# [Requirements]
Transcribe the material in full. Nothing should differ except that the pictures are left out.

(Records)
-- BEGIN --

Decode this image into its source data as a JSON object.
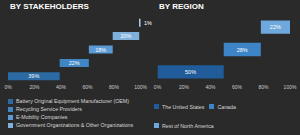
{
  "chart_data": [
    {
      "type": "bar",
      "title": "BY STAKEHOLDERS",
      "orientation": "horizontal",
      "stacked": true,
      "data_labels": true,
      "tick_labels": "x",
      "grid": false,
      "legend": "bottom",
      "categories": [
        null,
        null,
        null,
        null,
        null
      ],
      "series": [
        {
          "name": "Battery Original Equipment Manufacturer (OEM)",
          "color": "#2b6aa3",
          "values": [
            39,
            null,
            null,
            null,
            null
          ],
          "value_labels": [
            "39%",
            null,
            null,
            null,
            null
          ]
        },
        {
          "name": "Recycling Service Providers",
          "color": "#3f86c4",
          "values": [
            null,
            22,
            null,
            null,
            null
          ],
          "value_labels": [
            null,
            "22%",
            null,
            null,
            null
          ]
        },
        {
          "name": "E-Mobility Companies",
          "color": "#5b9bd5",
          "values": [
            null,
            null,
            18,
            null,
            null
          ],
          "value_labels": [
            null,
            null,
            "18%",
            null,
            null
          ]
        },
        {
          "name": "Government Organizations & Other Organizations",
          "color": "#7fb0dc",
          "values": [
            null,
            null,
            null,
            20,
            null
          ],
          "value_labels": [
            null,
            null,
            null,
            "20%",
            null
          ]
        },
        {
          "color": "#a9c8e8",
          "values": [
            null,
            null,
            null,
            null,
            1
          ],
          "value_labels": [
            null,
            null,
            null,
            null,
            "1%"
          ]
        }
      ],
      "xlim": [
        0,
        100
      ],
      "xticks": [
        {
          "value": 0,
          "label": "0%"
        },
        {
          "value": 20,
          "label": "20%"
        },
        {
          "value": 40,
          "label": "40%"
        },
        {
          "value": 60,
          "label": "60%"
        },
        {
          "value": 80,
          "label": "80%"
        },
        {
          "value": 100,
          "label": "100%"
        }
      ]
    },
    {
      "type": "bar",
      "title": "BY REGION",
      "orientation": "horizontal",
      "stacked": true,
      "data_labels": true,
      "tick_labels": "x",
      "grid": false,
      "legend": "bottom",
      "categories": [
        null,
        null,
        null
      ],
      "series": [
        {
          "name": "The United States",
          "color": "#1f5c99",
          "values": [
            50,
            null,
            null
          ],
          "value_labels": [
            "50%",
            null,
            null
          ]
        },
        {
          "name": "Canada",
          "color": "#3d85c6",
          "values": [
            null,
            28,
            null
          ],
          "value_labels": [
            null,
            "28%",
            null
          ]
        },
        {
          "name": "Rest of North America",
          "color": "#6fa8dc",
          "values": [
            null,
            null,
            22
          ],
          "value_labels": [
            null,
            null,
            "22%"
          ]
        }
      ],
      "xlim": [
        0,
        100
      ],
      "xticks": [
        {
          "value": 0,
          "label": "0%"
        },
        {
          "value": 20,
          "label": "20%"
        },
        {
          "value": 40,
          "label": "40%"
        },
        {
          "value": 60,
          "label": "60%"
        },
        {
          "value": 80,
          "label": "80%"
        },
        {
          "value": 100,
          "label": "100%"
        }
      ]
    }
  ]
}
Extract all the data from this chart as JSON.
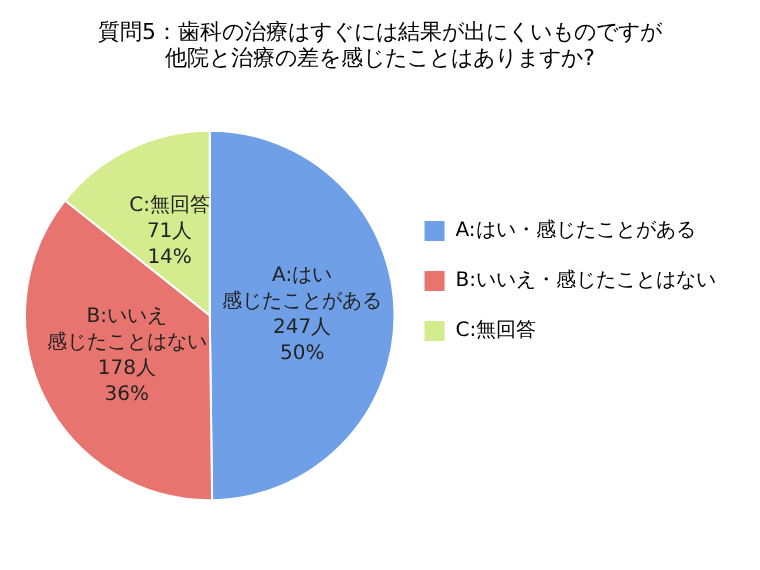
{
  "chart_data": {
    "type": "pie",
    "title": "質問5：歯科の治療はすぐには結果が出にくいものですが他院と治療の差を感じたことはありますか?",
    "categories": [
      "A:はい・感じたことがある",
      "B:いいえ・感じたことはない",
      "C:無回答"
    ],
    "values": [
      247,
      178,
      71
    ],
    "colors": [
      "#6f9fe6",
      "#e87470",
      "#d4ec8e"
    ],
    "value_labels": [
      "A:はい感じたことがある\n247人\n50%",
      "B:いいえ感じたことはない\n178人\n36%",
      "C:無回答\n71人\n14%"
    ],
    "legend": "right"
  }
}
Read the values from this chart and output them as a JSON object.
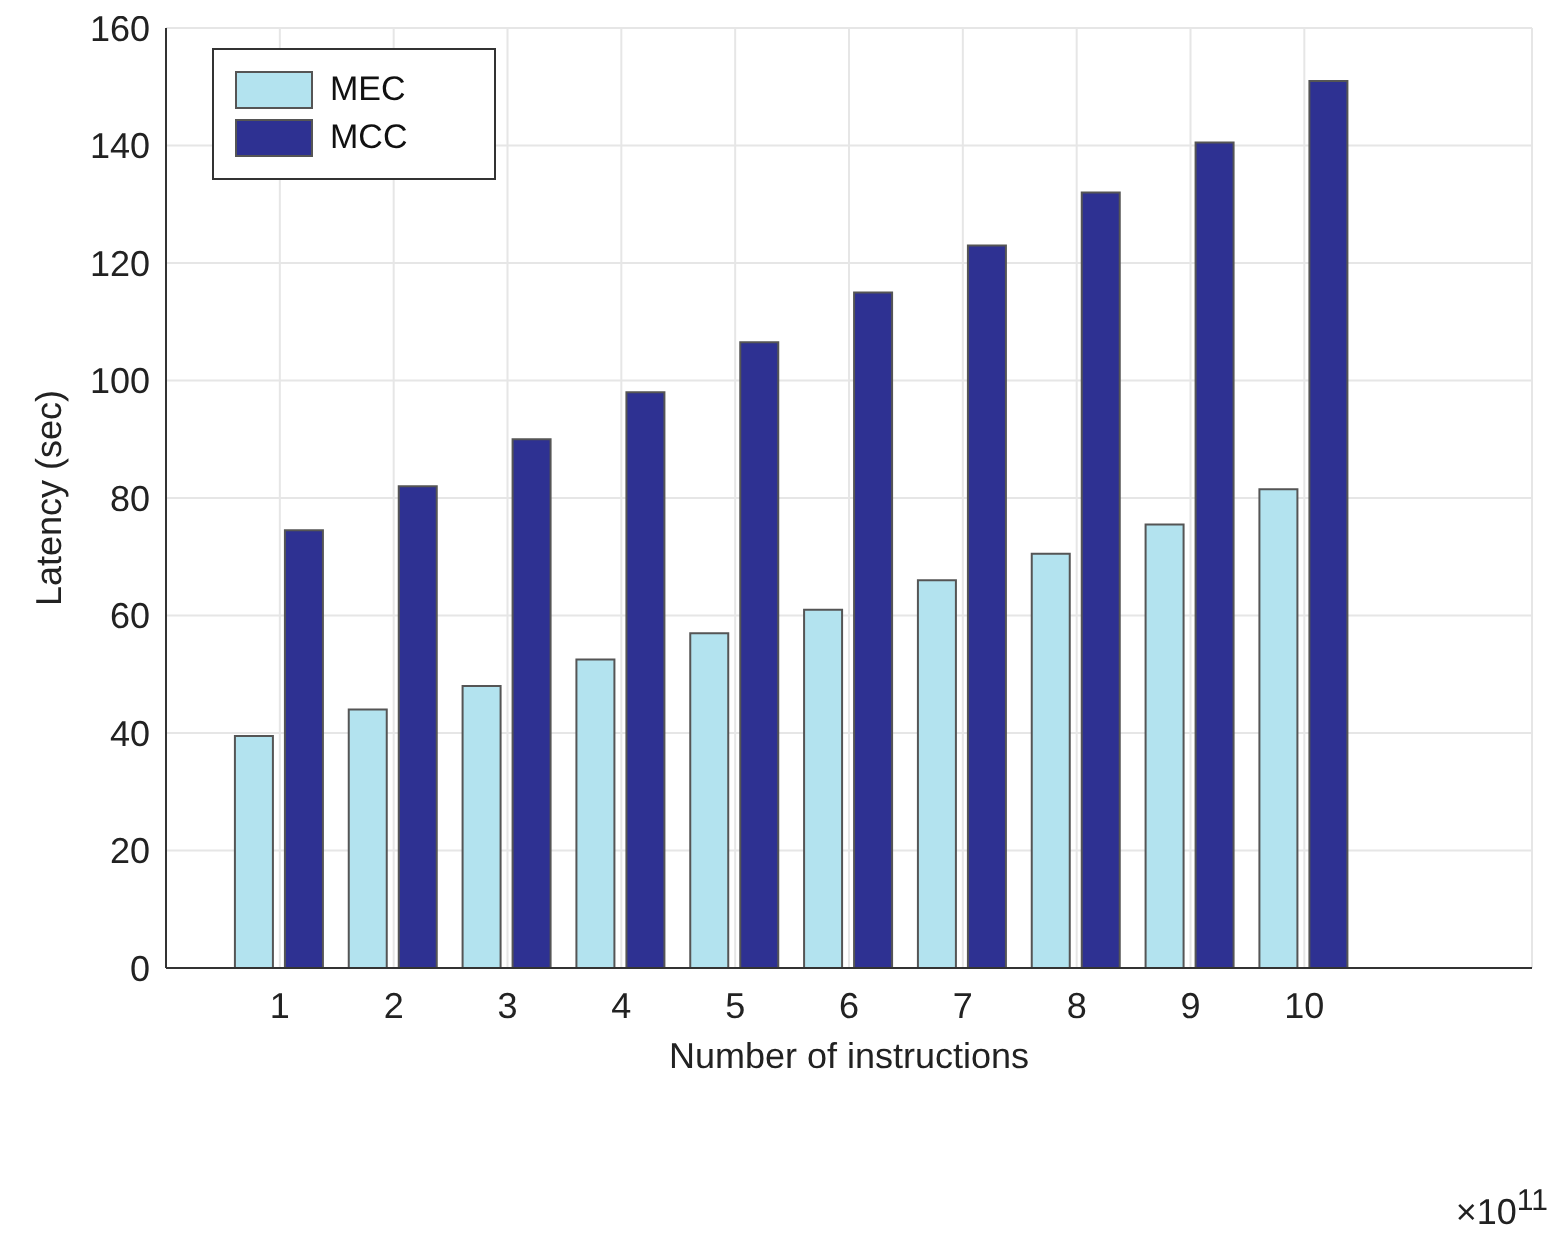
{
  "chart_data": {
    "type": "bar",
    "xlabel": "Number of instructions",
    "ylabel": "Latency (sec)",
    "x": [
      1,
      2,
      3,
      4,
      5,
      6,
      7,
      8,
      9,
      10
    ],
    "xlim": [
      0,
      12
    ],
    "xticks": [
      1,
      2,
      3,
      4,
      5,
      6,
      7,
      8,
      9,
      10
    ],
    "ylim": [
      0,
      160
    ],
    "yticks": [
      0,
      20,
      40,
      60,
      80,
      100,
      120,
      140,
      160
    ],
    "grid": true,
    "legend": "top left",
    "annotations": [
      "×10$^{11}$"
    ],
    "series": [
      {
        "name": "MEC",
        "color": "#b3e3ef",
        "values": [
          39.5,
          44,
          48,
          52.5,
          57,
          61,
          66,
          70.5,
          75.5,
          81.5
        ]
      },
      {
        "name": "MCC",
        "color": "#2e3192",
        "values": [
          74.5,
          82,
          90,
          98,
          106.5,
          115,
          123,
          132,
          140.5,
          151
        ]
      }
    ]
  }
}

-- END --

# [The completed task]
Decode this image into its source data as a JSON object.
{
  "chart_data": [
    {
      "type": "bar",
      "title": "BY STAKEHOLDERS",
      "orientation": "horizontal",
      "stacked": true,
      "data_labels": true,
      "tick_labels": "x",
      "grid": false,
      "legend": "bottom",
      "categories": [
        null,
        null,
        null,
        null,
        null
      ],
      "series": [
        {
          "name": "Battery Original Equipment Manufacturer (OEM)",
          "color": "#2b6aa3",
          "values": [
            39,
            null,
            null,
            null,
            null
          ],
          "value_labels": [
            "39%",
            null,
            null,
            null,
            null
          ]
        },
        {
          "name": "Recycling Service Providers",
          "color": "#3f86c4",
          "values": [
            null,
            22,
            null,
            null,
            null
          ],
          "value_labels": [
            null,
            "22%",
            null,
            null,
            null
          ]
        },
        {
          "name": "E-Mobility Companies",
          "color": "#5b9bd5",
          "values": [
            null,
            null,
            18,
            null,
            null
          ],
          "value_labels": [
            null,
            null,
            "18%",
            null,
            null
          ]
        },
        {
          "name": "Government Organizations & Other Organizations",
          "color": "#7fb0dc",
          "values": [
            null,
            null,
            null,
            20,
            null
          ],
          "value_labels": [
            null,
            null,
            null,
            "20%",
            null
          ]
        },
        {
          "color": "#a9c8e8",
          "values": [
            null,
            null,
            null,
            null,
            1
          ],
          "value_labels": [
            null,
            null,
            null,
            null,
            "1%"
          ]
        }
      ],
      "xlim": [
        0,
        100
      ],
      "xticks": [
        {
          "value": 0,
          "label": "0%"
        },
        {
          "value": 20,
          "label": "20%"
        },
        {
          "value": 40,
          "label": "40%"
        },
        {
          "value": 60,
          "label": "60%"
        },
        {
          "value": 80,
          "label": "80%"
        },
        {
          "value": 100,
          "label": "100%"
        }
      ]
    },
    {
      "type": "bar",
      "title": "BY REGION",
      "orientation": "horizontal",
      "stacked": true,
      "data_labels": true,
      "tick_labels": "x",
      "grid": false,
      "legend": "bottom",
      "categories": [
        null,
        null,
        null
      ],
      "series": [
        {
          "name": "The United States",
          "color": "#1f5c99",
          "values": [
            50,
            null,
            null
          ],
          "value_labels": [
            "50%",
            null,
            null
          ]
        },
        {
          "name": "Canada",
          "color": "#3d85c6",
          "values": [
            null,
            28,
            null
          ],
          "value_labels": [
            null,
            "28%",
            null
          ]
        },
        {
          "name": "Rest of North America",
          "color": "#6fa8dc",
          "values": [
            null,
            null,
            22
          ],
          "value_labels": [
            null,
            null,
            "22%"
          ]
        }
      ],
      "xlim": [
        0,
        100
      ],
      "xticks": [
        {
          "value": 0,
          "label": "0%"
        },
        {
          "value": 20,
          "label": "20%"
        },
        {
          "value": 40,
          "label": "40%"
        },
        {
          "value": 60,
          "label": "60%"
        },
        {
          "value": 80,
          "label": "80%"
        },
        {
          "value": 100,
          "label": "100%"
        }
      ]
    }
  ]
}
Extract all the data from this chart as JSON.
{
  "chart_data": {
    "type": "pie",
    "title": "質問5：歯科の治療はすぐには結果が出にくいものですが他院と治療の差を感じたことはありますか?",
    "categories": [
      "A:はい・感じたことがある",
      "B:いいえ・感じたことはない",
      "C:無回答"
    ],
    "values": [
      247,
      178,
      71
    ],
    "colors": [
      "#6f9fe6",
      "#e87470",
      "#d4ec8e"
    ],
    "value_labels": [
      "A:はい感じたことがある\n247人\n50%",
      "B:いいえ感じたことはない\n178人\n36%",
      "C:無回答\n71人\n14%"
    ],
    "legend": "right"
  }
}
Read the values from this chart and output them as a JSON object.
{
  "chart_data": {
    "type": "bar",
    "xlabel": "Number of instructions",
    "ylabel": "Latency (sec)",
    "x": [
      1,
      2,
      3,
      4,
      5,
      6,
      7,
      8,
      9,
      10
    ],
    "xlim": [
      0,
      12
    ],
    "xticks": [
      1,
      2,
      3,
      4,
      5,
      6,
      7,
      8,
      9,
      10
    ],
    "ylim": [
      0,
      160
    ],
    "yticks": [
      0,
      20,
      40,
      60,
      80,
      100,
      120,
      140,
      160
    ],
    "grid": true,
    "legend": "top left",
    "annotations": [
      "×10$^{11}$"
    ],
    "series": [
      {
        "name": "MEC",
        "color": "#b3e3ef",
        "values": [
          39.5,
          44,
          48,
          52.5,
          57,
          61,
          66,
          70.5,
          75.5,
          81.5
        ]
      },
      {
        "name": "MCC",
        "color": "#2e3192",
        "values": [
          74.5,
          82,
          90,
          98,
          106.5,
          115,
          123,
          132,
          140.5,
          151
        ]
      }
    ]
  }
}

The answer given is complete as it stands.